Provided records start

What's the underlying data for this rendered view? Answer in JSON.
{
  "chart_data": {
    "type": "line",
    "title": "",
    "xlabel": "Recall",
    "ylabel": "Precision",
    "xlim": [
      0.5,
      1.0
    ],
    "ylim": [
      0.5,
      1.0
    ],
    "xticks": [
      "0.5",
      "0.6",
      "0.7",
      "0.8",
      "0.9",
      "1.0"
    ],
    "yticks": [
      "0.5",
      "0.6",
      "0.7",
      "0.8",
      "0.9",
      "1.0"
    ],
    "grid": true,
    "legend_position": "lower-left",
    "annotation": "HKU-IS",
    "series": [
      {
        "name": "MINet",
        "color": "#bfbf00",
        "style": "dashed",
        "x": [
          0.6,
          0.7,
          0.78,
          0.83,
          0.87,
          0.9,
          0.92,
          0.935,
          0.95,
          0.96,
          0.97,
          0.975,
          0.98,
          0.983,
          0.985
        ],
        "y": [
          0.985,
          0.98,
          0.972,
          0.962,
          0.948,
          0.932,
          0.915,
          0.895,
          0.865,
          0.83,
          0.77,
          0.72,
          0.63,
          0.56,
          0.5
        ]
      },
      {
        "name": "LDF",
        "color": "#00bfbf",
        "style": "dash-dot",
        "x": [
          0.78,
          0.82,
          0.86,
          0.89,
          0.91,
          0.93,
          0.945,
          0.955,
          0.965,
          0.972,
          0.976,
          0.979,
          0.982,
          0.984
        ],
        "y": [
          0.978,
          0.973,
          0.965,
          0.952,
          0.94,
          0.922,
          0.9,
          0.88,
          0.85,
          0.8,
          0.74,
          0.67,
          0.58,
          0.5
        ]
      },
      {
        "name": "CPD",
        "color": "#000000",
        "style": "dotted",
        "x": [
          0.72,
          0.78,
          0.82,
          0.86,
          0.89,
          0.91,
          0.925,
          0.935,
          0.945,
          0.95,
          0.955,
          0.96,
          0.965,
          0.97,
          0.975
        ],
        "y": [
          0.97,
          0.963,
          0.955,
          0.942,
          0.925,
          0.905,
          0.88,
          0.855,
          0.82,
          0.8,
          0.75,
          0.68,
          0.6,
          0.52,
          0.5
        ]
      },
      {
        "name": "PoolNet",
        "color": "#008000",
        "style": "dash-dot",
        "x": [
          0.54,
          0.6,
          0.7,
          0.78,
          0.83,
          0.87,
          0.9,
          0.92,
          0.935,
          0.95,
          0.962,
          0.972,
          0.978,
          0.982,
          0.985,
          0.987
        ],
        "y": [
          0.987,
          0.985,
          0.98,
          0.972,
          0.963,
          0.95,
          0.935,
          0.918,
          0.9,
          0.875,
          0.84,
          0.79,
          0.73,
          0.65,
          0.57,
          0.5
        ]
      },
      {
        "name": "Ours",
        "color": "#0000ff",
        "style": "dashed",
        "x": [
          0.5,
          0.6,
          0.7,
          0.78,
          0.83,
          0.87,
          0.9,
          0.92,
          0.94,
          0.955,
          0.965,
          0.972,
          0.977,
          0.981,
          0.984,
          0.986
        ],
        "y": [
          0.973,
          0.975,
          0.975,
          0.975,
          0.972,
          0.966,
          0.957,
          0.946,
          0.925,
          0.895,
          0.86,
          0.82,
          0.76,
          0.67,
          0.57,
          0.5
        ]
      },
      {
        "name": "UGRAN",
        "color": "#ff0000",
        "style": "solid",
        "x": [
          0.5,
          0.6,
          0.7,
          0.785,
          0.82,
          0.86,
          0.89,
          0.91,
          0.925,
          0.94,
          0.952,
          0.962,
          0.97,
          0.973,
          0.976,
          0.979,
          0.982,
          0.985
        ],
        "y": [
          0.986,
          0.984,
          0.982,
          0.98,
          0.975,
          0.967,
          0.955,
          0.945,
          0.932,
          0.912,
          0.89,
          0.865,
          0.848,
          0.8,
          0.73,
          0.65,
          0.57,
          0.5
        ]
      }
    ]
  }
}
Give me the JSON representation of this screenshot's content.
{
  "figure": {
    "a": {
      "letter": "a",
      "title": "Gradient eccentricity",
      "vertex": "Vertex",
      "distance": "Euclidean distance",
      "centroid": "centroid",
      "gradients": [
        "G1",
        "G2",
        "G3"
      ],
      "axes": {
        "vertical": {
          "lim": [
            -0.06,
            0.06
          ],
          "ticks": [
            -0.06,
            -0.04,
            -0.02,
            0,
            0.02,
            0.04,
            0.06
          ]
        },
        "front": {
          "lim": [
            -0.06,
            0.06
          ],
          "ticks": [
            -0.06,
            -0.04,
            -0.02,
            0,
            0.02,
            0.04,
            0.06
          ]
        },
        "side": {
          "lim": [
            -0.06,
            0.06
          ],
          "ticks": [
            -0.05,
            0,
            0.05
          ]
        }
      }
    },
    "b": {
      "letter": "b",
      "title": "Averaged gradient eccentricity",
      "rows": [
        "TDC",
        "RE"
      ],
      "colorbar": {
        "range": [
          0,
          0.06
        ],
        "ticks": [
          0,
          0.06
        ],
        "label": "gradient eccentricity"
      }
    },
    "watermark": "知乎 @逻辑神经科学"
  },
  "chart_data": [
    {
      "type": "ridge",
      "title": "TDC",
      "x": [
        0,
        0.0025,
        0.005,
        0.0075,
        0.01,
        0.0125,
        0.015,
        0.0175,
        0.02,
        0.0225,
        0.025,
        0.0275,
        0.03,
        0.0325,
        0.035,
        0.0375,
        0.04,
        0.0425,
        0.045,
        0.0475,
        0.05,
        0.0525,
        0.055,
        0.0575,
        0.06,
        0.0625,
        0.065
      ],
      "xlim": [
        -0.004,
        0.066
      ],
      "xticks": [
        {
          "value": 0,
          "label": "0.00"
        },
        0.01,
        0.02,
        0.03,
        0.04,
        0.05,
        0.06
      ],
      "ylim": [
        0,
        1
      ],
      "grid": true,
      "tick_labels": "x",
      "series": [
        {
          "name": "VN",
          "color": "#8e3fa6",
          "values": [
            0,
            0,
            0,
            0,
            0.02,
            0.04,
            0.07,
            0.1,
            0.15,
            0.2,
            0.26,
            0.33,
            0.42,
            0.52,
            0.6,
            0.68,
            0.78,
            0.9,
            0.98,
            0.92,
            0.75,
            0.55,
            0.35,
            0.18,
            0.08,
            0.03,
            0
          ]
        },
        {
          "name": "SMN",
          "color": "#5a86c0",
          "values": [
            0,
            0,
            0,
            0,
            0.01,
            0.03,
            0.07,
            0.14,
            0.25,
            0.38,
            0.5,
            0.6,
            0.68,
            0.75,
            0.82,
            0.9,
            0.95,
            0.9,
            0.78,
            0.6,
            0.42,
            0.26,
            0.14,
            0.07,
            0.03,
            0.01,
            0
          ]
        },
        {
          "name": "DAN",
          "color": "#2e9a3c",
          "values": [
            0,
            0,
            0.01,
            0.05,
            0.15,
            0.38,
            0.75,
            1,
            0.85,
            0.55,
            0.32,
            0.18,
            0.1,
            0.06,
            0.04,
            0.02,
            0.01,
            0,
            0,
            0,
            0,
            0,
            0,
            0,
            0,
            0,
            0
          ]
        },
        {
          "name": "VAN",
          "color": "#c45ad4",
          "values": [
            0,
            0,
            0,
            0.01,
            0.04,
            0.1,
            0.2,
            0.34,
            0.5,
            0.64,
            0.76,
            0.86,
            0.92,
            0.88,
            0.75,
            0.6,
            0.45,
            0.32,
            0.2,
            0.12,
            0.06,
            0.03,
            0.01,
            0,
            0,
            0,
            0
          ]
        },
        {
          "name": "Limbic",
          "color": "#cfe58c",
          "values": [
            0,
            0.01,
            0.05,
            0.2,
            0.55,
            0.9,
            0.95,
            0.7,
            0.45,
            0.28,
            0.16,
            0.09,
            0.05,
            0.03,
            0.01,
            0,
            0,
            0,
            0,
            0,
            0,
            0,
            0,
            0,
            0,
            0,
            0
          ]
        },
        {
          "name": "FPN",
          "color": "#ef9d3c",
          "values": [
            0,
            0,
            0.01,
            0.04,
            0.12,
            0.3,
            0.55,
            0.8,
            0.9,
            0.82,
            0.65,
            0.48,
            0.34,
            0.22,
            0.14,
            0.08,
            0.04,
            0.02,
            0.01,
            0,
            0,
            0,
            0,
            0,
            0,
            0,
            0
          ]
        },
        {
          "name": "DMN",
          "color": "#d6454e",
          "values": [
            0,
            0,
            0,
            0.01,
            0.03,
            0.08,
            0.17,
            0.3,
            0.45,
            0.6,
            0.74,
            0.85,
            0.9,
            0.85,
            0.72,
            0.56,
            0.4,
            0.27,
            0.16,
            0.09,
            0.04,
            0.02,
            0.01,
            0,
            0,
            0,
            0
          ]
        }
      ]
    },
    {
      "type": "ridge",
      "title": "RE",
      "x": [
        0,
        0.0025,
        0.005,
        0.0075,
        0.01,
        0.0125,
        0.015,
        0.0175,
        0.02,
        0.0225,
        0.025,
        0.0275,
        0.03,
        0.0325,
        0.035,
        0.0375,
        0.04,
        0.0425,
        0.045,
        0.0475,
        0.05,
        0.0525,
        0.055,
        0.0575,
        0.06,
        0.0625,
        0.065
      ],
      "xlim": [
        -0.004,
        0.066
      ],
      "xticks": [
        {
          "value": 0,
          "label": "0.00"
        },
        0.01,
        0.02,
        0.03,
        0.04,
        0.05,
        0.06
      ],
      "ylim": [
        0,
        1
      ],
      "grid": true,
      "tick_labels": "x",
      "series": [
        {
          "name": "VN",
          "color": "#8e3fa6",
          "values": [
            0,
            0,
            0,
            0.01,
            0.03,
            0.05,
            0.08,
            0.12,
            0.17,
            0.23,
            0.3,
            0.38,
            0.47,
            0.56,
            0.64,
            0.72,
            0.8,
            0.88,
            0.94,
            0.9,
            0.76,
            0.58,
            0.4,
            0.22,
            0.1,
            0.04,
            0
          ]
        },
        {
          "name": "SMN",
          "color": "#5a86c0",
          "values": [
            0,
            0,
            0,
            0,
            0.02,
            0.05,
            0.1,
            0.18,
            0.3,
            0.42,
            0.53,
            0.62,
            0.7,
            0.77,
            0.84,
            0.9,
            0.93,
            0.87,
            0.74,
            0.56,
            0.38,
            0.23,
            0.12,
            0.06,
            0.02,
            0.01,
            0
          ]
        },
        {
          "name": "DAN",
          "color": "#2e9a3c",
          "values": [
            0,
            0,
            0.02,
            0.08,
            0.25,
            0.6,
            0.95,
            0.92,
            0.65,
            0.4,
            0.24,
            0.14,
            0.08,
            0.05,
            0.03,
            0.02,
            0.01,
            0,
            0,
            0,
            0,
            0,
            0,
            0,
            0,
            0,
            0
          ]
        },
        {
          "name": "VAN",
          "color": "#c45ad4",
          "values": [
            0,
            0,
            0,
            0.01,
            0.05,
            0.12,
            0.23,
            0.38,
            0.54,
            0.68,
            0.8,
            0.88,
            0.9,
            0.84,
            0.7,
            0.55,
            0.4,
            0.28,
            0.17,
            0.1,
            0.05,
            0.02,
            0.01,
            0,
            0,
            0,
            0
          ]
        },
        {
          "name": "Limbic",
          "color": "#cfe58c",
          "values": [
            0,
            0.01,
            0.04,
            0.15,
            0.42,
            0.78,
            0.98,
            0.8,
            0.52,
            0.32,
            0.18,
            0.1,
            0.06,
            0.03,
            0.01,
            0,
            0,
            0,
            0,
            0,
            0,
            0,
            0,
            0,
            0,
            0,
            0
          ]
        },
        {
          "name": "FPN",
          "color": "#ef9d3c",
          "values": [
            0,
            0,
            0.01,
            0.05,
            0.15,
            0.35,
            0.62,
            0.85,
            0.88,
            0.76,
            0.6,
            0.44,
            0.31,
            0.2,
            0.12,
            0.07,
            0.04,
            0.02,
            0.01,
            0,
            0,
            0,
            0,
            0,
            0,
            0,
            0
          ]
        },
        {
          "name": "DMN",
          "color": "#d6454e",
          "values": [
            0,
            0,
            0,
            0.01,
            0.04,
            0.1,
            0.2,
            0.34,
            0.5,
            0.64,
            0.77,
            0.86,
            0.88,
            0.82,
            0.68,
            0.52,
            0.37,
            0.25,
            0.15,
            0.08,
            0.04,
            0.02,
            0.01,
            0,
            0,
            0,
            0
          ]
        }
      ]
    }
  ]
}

Provided records end

### Required task
What is the number of lines in the records that contain the string "JSON"? Give only that number.

### Task response
2